* EXERCISE OBJECTIVE
Search the material below for the string "structured" and list each line that holds it.

* INPUT ROWS
------

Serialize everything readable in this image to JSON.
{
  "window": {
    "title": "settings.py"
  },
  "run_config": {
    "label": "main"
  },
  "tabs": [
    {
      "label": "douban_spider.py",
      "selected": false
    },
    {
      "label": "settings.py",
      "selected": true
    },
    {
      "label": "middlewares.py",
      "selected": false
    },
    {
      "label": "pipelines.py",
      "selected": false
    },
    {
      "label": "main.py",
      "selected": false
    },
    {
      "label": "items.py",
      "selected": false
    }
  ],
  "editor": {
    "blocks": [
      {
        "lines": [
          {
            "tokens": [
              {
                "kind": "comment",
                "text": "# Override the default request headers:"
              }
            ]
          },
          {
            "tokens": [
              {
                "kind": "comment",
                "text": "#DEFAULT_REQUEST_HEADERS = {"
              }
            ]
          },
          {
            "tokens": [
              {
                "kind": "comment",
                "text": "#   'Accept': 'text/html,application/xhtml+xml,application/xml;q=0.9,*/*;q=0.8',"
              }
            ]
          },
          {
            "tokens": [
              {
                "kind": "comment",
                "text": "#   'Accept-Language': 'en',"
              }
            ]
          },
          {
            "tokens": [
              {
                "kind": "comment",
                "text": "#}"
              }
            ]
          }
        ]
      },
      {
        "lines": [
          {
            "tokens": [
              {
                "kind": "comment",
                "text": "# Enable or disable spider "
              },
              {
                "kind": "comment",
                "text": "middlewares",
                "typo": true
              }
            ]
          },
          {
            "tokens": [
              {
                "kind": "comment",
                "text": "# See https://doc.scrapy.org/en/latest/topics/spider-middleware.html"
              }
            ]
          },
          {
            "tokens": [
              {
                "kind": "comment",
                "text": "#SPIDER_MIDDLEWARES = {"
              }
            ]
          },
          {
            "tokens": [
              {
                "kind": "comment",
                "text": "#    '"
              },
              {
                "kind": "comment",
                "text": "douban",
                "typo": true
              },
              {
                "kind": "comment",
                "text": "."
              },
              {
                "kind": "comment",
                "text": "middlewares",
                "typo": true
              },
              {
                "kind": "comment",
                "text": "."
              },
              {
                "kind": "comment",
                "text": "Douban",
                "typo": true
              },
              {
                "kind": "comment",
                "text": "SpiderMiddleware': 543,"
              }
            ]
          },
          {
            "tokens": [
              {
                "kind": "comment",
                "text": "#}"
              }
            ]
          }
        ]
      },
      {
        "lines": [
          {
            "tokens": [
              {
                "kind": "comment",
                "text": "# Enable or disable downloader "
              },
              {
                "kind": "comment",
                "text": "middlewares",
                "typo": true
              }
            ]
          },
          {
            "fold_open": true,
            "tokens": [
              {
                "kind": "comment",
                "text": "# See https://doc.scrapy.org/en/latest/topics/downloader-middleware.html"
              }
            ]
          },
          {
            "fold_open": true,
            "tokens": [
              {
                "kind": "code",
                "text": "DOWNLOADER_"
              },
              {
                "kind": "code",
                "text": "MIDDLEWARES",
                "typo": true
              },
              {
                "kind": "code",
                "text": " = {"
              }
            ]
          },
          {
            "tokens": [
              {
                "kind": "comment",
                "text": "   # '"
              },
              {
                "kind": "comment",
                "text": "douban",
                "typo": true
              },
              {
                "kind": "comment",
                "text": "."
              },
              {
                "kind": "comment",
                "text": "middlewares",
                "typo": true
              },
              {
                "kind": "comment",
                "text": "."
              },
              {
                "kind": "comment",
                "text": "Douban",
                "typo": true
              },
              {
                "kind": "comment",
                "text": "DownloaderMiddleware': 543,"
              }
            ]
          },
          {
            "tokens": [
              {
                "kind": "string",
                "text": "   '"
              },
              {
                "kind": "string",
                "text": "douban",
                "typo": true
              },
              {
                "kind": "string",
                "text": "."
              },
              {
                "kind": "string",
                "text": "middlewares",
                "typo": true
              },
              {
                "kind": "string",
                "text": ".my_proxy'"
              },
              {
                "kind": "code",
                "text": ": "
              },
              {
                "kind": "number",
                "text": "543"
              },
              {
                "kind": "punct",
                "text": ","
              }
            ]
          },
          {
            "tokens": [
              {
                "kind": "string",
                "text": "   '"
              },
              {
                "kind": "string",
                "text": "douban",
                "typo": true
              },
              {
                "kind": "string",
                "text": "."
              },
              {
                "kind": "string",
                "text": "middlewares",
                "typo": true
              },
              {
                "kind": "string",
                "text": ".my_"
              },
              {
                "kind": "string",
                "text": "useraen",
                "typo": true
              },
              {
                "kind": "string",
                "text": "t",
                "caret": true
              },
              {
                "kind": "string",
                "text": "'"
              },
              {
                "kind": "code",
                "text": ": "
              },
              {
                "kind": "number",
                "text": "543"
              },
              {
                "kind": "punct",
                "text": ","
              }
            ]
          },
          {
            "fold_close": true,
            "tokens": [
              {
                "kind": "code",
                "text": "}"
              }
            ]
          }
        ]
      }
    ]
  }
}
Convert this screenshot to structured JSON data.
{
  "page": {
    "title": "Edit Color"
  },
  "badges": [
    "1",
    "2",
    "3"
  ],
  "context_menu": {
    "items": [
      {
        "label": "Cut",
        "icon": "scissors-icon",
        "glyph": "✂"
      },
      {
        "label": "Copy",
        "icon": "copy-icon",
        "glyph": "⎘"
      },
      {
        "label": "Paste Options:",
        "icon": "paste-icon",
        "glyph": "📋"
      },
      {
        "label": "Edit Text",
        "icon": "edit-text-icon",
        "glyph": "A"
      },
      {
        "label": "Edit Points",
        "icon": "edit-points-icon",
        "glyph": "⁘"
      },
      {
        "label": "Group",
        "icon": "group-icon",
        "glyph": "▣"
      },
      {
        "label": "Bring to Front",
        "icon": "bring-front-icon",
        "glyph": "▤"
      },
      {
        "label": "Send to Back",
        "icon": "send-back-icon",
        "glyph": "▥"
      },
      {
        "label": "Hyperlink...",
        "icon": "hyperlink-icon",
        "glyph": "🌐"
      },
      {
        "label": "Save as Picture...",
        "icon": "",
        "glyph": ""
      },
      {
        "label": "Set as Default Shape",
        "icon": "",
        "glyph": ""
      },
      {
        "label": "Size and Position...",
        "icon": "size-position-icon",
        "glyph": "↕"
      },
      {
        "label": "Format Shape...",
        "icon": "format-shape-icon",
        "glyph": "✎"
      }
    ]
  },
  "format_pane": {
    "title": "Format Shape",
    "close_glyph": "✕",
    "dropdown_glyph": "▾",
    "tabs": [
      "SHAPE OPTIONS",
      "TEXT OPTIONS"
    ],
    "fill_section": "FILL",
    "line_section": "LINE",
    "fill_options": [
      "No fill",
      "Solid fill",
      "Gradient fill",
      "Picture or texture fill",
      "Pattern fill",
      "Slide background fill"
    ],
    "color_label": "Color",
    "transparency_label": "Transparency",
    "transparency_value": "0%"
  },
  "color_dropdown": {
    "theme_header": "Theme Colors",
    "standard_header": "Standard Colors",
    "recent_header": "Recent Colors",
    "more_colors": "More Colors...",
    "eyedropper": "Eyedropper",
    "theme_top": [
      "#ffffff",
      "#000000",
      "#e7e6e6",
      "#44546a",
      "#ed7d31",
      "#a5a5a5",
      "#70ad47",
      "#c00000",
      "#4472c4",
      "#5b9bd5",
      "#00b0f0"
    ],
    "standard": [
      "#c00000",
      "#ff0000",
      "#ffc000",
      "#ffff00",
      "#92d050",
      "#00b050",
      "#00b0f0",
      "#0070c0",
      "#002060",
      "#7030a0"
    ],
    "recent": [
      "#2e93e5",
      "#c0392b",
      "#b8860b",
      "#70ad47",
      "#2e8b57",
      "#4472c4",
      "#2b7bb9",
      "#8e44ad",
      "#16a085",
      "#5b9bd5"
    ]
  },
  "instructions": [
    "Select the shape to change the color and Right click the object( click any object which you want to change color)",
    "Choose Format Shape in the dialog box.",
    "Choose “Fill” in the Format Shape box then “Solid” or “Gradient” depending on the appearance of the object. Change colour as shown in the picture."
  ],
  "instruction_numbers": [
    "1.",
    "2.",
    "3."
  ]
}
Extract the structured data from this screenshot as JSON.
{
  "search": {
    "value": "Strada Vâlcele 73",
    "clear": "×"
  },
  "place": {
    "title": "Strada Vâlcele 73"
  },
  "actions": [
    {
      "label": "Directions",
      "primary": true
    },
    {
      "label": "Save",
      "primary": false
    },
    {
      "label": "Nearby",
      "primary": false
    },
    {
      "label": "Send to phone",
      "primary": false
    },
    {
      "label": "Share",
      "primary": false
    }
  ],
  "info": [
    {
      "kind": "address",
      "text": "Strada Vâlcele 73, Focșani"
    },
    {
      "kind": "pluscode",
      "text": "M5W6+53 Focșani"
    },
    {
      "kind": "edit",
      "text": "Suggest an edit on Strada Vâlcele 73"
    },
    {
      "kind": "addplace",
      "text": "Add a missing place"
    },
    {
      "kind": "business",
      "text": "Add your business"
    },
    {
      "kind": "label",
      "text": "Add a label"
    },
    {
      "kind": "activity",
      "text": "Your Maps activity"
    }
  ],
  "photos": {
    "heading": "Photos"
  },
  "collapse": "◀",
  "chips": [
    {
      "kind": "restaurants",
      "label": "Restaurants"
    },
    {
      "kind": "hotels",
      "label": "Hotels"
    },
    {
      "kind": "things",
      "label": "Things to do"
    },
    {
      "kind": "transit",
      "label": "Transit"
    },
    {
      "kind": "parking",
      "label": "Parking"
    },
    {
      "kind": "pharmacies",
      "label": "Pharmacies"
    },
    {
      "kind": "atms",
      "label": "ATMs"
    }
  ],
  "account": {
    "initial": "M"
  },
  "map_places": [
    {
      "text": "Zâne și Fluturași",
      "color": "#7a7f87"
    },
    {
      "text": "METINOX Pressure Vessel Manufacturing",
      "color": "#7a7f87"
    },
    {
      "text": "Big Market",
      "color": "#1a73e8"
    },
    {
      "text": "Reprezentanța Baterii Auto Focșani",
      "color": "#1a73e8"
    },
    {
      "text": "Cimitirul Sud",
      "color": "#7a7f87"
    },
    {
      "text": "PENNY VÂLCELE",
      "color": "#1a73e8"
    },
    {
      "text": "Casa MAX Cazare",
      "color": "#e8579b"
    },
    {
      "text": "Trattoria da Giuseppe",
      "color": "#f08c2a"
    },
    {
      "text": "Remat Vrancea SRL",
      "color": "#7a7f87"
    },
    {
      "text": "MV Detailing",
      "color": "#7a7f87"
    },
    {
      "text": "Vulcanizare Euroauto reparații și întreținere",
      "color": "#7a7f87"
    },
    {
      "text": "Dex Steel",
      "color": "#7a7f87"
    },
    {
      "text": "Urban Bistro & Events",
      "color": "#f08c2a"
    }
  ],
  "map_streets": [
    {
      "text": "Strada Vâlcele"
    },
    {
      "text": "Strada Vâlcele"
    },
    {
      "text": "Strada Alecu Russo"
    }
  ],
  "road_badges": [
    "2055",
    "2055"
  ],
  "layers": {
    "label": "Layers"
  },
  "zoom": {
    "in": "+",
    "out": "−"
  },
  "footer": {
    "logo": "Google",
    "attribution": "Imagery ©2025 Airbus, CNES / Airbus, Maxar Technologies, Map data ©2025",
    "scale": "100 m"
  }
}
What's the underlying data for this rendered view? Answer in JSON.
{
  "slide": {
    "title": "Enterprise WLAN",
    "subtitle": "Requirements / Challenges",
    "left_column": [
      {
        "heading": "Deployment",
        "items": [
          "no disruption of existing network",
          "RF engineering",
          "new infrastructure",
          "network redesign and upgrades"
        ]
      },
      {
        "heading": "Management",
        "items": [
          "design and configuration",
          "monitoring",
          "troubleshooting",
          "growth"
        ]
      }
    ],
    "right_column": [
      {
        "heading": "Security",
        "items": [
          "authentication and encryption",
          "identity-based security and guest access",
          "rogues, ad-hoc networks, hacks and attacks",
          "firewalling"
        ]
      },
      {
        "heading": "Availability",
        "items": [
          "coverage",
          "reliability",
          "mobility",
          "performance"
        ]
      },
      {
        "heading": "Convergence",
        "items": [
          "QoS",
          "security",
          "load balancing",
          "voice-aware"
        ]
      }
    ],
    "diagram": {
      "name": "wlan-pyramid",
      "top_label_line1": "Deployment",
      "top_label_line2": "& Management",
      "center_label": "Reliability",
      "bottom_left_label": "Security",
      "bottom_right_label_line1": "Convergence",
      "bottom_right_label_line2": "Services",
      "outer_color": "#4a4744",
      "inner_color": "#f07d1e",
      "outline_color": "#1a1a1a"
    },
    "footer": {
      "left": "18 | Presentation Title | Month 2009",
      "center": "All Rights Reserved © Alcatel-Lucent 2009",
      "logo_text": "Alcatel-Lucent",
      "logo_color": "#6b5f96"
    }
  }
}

------

* TASK SOLUTION
Convert this screenshot to structured JSON data.
Extract the structured data from this screenshot as JSON.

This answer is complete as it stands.